Instruksi → Menurut teks tentang psikotes, untuk mencari apa psikotes pada intinya dilakukan?

Teks yang diberikan →

================================

Psikotes, sebuah kata yang terdengar sangat familier tapi juga begitu asing. Begitu seringnya mendengar kata ini sampai kita merasa tahu persis artinya, padahal seringkali kita juga dibuat bingung oleh misteri yang ada dibalik psikotes. Kebanyakan orang akan merasa takut, setidaknya gelisah, jika mengetahui dirinya akan menjalani psikotes. Ada yang bilang psikotes akan menunjukkan apakah kita bodoh atau pintar. Psikotes juga dikatakan dapat membedakan mana orang yang waras dan yang “sakit jiwa”. Psikotes dipandang bisa membuka ”rahasia” yang kita coba simpan melalui berbagai tes yang aneh-aneh. Khusus dalam urusan perjuangan mencari kerja, psikotes telah menjadi momok, palang penjegal yang menghalang-halangi para pelamar untuk mencapai pekerjaan impiannya tanpa kriteria yang jelas siapa yang boleh masuk dan siapa yang tidak.
Bagaimana dengan Anda? Apa yang muncul di benak Anda ketika mendengar kata “psikotes”? Apakah Anda juga memiliki asumsi-asumsi yang anda sendiri tidak yakin akan kebenarannya? Apakah banyaknya berita negatif mengenai psikotes juga telah mempengaruhi penilaian Anda terhadap tes ini? Artikel ini berniat memberikan informasi yang akurat mengenai psikotes. Artikel ini akan memberikan sudut pandang objektif dari kacamata seorang psikolog mengenai misinterpretasi fungsi dan penggunaan psikotes atau tes psikologis tertulis (termasuk menggambar).
Sebelumnya, jangan lupa untuk membaca artikel PSIKOTES: Tak Kenal Maka Tak Sayang dalam edisi ini juga agar Anda memiliki dasar pemahaman apa itu psikotes dan apa bedanya dengan asesmen psikologis.
MITOS 1 : Tidak lolos psikotes berarti bodoh
Faktanya…
Belum tentu. Pada intinya, psikotes dilakukan untuk mencari KESESUAIAN antara orang dan suatu pekerjaan. Seseorang tidak diterima bukan berarti dia pasti bodoh, tetapi karena dia kurang sesuai dengan gambaran orang yang dicari. Kriteria yang digunakan tidak hanya dari segi kemampuan intelektual, melainkan juga dari perilaku kerja dan karakteristik kepribadian. Misalnya untuk lowongan petugas Humas tentunya dibutuhkan orang-orang yang memiliki keterampilan yang baik dalam berkomunikasi, yang juga mampu berkomunikasi secara luwes dengan orang yang baru dikenal. Jika ada seseorang yang cenderung pendiam ditolak ketika melamar untuk posisi tersebut, hal itu lebih dikarenakan dirinya dipandang tidak sesuai dengan kriteria yang dibutuhkan untuk menjadi petugas Humas. Padahal, mungkin saja secara intelektual pelamar yang pendiam ini lebih pintar dari yang ceriwis.

================================

Informasi yang diberikan →
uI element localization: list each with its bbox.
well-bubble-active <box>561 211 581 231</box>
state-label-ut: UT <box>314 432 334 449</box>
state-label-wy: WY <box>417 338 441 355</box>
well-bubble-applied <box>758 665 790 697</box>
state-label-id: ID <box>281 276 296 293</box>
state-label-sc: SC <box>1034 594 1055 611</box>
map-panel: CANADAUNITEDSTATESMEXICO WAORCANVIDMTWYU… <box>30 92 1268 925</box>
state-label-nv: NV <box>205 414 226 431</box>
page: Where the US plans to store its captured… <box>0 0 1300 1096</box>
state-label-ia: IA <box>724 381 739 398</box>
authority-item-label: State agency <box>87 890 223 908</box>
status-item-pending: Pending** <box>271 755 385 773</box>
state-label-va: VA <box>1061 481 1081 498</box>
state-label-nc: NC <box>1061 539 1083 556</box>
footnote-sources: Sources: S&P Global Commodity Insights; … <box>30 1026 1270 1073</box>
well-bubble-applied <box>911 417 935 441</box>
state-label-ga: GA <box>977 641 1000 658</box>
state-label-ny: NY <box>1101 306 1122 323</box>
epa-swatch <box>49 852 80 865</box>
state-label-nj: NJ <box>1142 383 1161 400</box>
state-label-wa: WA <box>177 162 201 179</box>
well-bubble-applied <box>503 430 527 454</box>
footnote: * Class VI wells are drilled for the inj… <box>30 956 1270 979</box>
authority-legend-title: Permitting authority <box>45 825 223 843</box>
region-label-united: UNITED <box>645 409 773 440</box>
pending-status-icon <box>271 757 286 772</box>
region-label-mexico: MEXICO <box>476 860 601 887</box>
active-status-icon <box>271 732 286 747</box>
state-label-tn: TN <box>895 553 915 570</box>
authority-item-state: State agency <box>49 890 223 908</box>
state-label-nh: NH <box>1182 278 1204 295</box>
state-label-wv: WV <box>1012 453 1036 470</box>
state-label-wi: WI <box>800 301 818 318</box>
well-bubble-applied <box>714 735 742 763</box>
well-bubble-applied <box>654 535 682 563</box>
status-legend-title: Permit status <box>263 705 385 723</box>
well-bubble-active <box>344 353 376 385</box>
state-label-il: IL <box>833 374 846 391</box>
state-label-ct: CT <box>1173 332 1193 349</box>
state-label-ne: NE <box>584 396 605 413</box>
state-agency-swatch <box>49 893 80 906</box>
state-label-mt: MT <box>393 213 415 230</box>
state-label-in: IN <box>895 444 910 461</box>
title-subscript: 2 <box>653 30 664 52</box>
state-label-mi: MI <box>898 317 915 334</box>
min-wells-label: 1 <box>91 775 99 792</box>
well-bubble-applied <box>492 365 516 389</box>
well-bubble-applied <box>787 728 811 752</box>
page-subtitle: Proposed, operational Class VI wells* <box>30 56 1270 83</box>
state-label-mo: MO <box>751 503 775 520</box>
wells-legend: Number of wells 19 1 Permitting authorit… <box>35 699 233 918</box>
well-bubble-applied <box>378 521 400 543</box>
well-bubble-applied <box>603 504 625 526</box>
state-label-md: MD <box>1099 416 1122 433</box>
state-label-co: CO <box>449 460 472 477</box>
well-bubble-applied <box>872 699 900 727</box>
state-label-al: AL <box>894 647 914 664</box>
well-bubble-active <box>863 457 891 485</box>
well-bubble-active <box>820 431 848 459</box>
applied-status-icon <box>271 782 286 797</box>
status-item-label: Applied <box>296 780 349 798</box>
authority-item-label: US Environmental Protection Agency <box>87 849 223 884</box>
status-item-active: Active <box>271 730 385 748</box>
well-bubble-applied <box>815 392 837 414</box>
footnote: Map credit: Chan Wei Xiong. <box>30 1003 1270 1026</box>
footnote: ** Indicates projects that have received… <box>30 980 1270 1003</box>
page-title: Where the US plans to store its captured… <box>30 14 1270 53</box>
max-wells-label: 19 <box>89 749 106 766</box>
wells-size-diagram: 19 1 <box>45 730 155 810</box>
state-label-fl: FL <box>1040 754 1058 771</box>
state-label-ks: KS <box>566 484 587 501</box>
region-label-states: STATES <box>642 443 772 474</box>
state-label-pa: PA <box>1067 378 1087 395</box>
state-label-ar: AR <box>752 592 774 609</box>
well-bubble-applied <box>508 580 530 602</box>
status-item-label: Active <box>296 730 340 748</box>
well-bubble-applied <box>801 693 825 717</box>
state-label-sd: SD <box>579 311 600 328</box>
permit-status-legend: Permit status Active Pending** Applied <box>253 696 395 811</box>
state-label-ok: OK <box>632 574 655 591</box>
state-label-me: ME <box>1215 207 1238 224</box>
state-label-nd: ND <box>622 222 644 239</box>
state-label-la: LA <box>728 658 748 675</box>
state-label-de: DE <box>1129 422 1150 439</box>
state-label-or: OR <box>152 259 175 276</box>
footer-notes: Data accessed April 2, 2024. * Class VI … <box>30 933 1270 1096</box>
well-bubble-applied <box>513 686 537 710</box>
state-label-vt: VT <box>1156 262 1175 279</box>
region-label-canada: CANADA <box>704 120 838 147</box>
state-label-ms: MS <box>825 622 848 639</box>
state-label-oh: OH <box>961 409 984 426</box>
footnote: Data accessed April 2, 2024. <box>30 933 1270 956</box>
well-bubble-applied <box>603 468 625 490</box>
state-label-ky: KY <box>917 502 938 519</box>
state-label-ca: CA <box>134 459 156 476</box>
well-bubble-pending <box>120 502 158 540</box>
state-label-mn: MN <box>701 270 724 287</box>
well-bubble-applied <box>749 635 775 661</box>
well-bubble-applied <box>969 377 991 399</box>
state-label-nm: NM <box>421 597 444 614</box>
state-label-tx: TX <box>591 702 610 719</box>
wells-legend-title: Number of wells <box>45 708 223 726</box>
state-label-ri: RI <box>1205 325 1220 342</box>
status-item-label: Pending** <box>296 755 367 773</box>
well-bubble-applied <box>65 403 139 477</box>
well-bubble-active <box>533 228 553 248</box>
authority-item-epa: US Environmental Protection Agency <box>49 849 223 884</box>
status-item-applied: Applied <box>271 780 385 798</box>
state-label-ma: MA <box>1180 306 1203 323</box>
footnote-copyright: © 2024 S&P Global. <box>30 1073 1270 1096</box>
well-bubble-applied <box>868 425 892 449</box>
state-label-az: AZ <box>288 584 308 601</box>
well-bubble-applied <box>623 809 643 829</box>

================================

Jawaban → Psikotes pada intinya dilakukan untuk mencari kesesuaian antara orang dan suatu pekerjaan.